Goal of the exercise ▸
A faithful transcription of all the data is required.
####
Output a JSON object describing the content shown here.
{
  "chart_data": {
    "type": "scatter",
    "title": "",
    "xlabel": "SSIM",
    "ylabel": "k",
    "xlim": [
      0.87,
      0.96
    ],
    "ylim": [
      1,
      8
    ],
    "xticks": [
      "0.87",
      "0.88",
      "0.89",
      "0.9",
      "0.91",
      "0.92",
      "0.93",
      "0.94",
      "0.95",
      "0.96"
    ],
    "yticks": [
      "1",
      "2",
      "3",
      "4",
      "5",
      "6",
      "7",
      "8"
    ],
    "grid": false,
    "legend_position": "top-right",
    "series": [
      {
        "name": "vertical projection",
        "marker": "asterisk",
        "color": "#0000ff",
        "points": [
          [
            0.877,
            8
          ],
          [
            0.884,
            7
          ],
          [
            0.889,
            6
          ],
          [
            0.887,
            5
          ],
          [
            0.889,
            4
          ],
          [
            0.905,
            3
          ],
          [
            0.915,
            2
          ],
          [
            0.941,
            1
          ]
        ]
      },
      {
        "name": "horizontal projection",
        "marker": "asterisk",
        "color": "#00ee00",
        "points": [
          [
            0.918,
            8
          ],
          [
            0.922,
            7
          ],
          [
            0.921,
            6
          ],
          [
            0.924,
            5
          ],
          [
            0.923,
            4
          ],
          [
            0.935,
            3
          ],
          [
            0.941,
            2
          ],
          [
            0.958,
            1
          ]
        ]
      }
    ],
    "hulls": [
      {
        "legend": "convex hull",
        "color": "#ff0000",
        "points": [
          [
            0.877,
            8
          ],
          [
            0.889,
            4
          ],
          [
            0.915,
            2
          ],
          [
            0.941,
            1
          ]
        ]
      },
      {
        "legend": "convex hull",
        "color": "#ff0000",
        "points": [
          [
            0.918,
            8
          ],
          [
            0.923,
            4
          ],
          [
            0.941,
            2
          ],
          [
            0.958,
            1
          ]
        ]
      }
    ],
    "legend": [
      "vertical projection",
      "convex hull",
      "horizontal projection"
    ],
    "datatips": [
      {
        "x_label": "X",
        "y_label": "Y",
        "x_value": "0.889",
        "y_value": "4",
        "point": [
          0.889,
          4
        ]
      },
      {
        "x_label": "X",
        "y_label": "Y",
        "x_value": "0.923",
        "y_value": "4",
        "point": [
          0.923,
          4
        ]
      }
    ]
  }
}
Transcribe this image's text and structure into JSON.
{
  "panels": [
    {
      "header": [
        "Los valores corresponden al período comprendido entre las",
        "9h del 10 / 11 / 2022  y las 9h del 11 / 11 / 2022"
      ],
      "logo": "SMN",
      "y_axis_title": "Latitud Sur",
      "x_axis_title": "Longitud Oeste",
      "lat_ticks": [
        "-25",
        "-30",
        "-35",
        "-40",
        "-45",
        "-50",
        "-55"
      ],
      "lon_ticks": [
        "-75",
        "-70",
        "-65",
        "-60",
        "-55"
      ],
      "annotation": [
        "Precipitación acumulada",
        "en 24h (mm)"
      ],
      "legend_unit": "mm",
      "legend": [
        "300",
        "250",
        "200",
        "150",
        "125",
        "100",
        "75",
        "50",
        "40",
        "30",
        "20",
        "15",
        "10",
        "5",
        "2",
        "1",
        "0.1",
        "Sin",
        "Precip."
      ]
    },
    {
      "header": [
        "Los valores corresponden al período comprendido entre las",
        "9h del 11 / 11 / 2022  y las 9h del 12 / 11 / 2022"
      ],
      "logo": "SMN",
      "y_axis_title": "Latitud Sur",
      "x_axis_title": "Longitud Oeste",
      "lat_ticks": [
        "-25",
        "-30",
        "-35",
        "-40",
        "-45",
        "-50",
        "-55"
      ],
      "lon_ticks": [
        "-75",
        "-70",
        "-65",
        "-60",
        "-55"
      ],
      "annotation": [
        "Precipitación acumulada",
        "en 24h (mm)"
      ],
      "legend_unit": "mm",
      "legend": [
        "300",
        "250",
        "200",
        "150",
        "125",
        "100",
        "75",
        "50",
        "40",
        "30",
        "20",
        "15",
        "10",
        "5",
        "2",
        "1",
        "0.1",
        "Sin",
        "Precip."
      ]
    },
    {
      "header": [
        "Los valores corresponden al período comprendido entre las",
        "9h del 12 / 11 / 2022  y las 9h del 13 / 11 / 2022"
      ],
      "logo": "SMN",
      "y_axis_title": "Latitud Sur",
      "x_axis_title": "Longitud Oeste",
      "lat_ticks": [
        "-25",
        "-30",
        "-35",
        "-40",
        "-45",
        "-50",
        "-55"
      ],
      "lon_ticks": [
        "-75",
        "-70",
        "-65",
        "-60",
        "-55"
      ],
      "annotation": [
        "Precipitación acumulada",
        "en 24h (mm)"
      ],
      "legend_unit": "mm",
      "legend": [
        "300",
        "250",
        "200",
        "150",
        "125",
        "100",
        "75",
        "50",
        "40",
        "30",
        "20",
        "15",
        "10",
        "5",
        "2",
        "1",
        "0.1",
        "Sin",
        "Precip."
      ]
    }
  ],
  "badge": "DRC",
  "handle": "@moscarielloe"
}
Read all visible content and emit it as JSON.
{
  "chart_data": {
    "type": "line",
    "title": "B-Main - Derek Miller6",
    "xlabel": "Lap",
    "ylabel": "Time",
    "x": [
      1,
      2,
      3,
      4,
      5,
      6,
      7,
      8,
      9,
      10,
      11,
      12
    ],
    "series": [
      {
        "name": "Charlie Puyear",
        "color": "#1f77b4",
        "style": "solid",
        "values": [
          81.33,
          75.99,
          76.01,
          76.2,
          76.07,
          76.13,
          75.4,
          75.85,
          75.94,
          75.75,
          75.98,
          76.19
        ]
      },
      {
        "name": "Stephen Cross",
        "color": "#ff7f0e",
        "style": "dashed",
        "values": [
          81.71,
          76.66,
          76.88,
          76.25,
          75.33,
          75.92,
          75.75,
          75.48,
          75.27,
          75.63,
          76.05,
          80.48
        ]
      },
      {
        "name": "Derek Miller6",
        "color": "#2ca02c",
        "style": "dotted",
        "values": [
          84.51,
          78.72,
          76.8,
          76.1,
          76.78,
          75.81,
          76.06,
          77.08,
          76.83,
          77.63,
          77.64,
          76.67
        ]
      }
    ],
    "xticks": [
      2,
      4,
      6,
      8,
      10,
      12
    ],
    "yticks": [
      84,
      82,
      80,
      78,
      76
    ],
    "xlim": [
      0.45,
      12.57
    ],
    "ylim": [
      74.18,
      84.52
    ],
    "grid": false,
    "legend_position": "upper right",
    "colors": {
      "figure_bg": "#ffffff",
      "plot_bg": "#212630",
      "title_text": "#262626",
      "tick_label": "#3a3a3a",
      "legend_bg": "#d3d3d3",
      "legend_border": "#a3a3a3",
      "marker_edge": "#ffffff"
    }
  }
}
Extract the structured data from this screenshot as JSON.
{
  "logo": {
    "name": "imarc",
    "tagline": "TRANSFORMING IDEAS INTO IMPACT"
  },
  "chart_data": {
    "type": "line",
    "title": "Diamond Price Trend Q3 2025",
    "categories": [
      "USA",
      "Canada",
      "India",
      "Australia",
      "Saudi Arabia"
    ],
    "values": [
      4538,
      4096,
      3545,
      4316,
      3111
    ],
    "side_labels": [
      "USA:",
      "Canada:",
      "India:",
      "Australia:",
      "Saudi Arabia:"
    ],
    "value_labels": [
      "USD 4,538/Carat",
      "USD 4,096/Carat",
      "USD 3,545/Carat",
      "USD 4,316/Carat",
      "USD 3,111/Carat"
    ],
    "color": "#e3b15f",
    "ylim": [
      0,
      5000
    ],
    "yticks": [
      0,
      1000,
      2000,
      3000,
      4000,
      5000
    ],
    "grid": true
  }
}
####
Task response ▸
Output a JSON object describing the content shown here.
{
  "chart_data": {
    "type": "scatter",
    "title": "",
    "xlabel": "SSIM",
    "ylabel": "k",
    "xlim": [
      0.87,
      0.96
    ],
    "ylim": [
      1,
      8
    ],
    "xticks": [
      "0.87",
      "0.88",
      "0.89",
      "0.9",
      "0.91",
      "0.92",
      "0.93",
      "0.94",
      "0.95",
      "0.96"
    ],
    "yticks": [
      "1",
      "2",
      "3",
      "4",
      "5",
      "6",
      "7",
      "8"
    ],
    "grid": false,
    "legend_position": "top-right",
    "series": [
      {
        "name": "vertical projection",
        "marker": "asterisk",
        "color": "#0000ff",
        "points": [
          [
            0.877,
            8
          ],
          [
            0.884,
            7
          ],
          [
            0.889,
            6
          ],
          [
            0.887,
            5
          ],
          [
            0.889,
            4
          ],
          [
            0.905,
            3
          ],
          [
            0.915,
            2
          ],
          [
            0.941,
            1
          ]
        ]
      },
      {
        "name": "horizontal projection",
        "marker": "asterisk",
        "color": "#00ee00",
        "points": [
          [
            0.918,
            8
          ],
          [
            0.922,
            7
          ],
          [
            0.921,
            6
          ],
          [
            0.924,
            5
          ],
          [
            0.923,
            4
          ],
          [
            0.935,
            3
          ],
          [
            0.941,
            2
          ],
          [
            0.958,
            1
          ]
        ]
      }
    ],
    "hulls": [
      {
        "legend": "convex hull",
        "color": "#ff0000",
        "points": [
          [
            0.877,
            8
          ],
          [
            0.889,
            4
          ],
          [
            0.915,
            2
          ],
          [
            0.941,
            1
          ]
        ]
      },
      {
        "legend": "convex hull",
        "color": "#ff0000",
        "points": [
          [
            0.918,
            8
          ],
          [
            0.923,
            4
          ],
          [
            0.941,
            2
          ],
          [
            0.958,
            1
          ]
        ]
      }
    ],
    "legend": [
      "vertical projection",
      "convex hull",
      "horizontal projection"
    ],
    "datatips": [
      {
        "x_label": "X",
        "y_label": "Y",
        "x_value": "0.889",
        "y_value": "4",
        "point": [
          0.889,
          4
        ]
      },
      {
        "x_label": "X",
        "y_label": "Y",
        "x_value": "0.923",
        "y_value": "4",
        "point": [
          0.923,
          4
        ]
      }
    ]
  }
}
Transcribe this image's text and structure into JSON.
{
  "panels": [
    {
      "header": [
        "Los valores corresponden al período comprendido entre las",
        "9h del 10 / 11 / 2022  y las 9h del 11 / 11 / 2022"
      ],
      "logo": "SMN",
      "y_axis_title": "Latitud Sur",
      "x_axis_title": "Longitud Oeste",
      "lat_ticks": [
        "-25",
        "-30",
        "-35",
        "-40",
        "-45",
        "-50",
        "-55"
      ],
      "lon_ticks": [
        "-75",
        "-70",
        "-65",
        "-60",
        "-55"
      ],
      "annotation": [
        "Precipitación acumulada",
        "en 24h (mm)"
      ],
      "legend_unit": "mm",
      "legend": [
        "300",
        "250",
        "200",
        "150",
        "125",
        "100",
        "75",
        "50",
        "40",
        "30",
        "20",
        "15",
        "10",
        "5",
        "2",
        "1",
        "0.1",
        "Sin",
        "Precip."
      ]
    },
    {
      "header": [
        "Los valores corresponden al período comprendido entre las",
        "9h del 11 / 11 / 2022  y las 9h del 12 / 11 / 2022"
      ],
      "logo": "SMN",
      "y_axis_title": "Latitud Sur",
      "x_axis_title": "Longitud Oeste",
      "lat_ticks": [
        "-25",
        "-30",
        "-35",
        "-40",
        "-45",
        "-50",
        "-55"
      ],
      "lon_ticks": [
        "-75",
        "-70",
        "-65",
        "-60",
        "-55"
      ],
      "annotation": [
        "Precipitación acumulada",
        "en 24h (mm)"
      ],
      "legend_unit": "mm",
      "legend": [
        "300",
        "250",
        "200",
        "150",
        "125",
        "100",
        "75",
        "50",
        "40",
        "30",
        "20",
        "15",
        "10",
        "5",
        "2",
        "1",
        "0.1",
        "Sin",
        "Precip."
      ]
    },
    {
      "header": [
        "Los valores corresponden al período comprendido entre las",
        "9h del 12 / 11 / 2022  y las 9h del 13 / 11 / 2022"
      ],
      "logo": "SMN",
      "y_axis_title": "Latitud Sur",
      "x_axis_title": "Longitud Oeste",
      "lat_ticks": [
        "-25",
        "-30",
        "-35",
        "-40",
        "-45",
        "-50",
        "-55"
      ],
      "lon_ticks": [
        "-75",
        "-70",
        "-65",
        "-60",
        "-55"
      ],
      "annotation": [
        "Precipitación acumulada",
        "en 24h (mm)"
      ],
      "legend_unit": "mm",
      "legend": [
        "300",
        "250",
        "200",
        "150",
        "125",
        "100",
        "75",
        "50",
        "40",
        "30",
        "20",
        "15",
        "10",
        "5",
        "2",
        "1",
        "0.1",
        "Sin",
        "Precip."
      ]
    }
  ],
  "badge": "DRC",
  "handle": "@moscarielloe"
}
Read all visible content and emit it as JSON.
{
  "chart_data": {
    "type": "line",
    "title": "B-Main - Derek Miller6",
    "xlabel": "Lap",
    "ylabel": "Time",
    "x": [
      1,
      2,
      3,
      4,
      5,
      6,
      7,
      8,
      9,
      10,
      11,
      12
    ],
    "series": [
      {
        "name": "Charlie Puyear",
        "color": "#1f77b4",
        "style": "solid",
        "values": [
          81.33,
          75.99,
          76.01,
          76.2,
          76.07,
          76.13,
          75.4,
          75.85,
          75.94,
          75.75,
          75.98,
          76.19
        ]
      },
      {
        "name": "Stephen Cross",
        "color": "#ff7f0e",
        "style": "dashed",
        "values": [
          81.71,
          76.66,
          76.88,
          76.25,
          75.33,
          75.92,
          75.75,
          75.48,
          75.27,
          75.63,
          76.05,
          80.48
        ]
      },
      {
        "name": "Derek Miller6",
        "color": "#2ca02c",
        "style": "dotted",
        "values": [
          84.51,
          78.72,
          76.8,
          76.1,
          76.78,
          75.81,
          76.06,
          77.08,
          76.83,
          77.63,
          77.64,
          76.67
        ]
      }
    ],
    "xticks": [
      2,
      4,
      6,
      8,
      10,
      12
    ],
    "yticks": [
      84,
      82,
      80,
      78,
      76
    ],
    "xlim": [
      0.45,
      12.57
    ],
    "ylim": [
      74.18,
      84.52
    ],
    "grid": false,
    "legend_position": "upper right",
    "colors": {
      "figure_bg": "#ffffff",
      "plot_bg": "#212630",
      "title_text": "#262626",
      "tick_label": "#3a3a3a",
      "legend_bg": "#d3d3d3",
      "legend_border": "#a3a3a3",
      "marker_edge": "#ffffff"
    }
  }
}
Extract the structured data from this screenshot as JSON.
{
  "logo": {
    "name": "imarc",
    "tagline": "TRANSFORMING IDEAS INTO IMPACT"
  },
  "chart_data": {
    "type": "line",
    "title": "Diamond Price Trend Q3 2025",
    "categories": [
      "USA",
      "Canada",
      "India",
      "Australia",
      "Saudi Arabia"
    ],
    "values": [
      4538,
      4096,
      3545,
      4316,
      3111
    ],
    "side_labels": [
      "USA:",
      "Canada:",
      "India:",
      "Australia:",
      "Saudi Arabia:"
    ],
    "value_labels": [
      "USD 4,538/Carat",
      "USD 4,096/Carat",
      "USD 3,545/Carat",
      "USD 4,316/Carat",
      "USD 3,111/Carat"
    ],
    "color": "#e3b15f",
    "ylim": [
      0,
      5000
    ],
    "yticks": [
      0,
      1000,
      2000,
      3000,
      4000,
      5000
    ],
    "grid": true
  }
}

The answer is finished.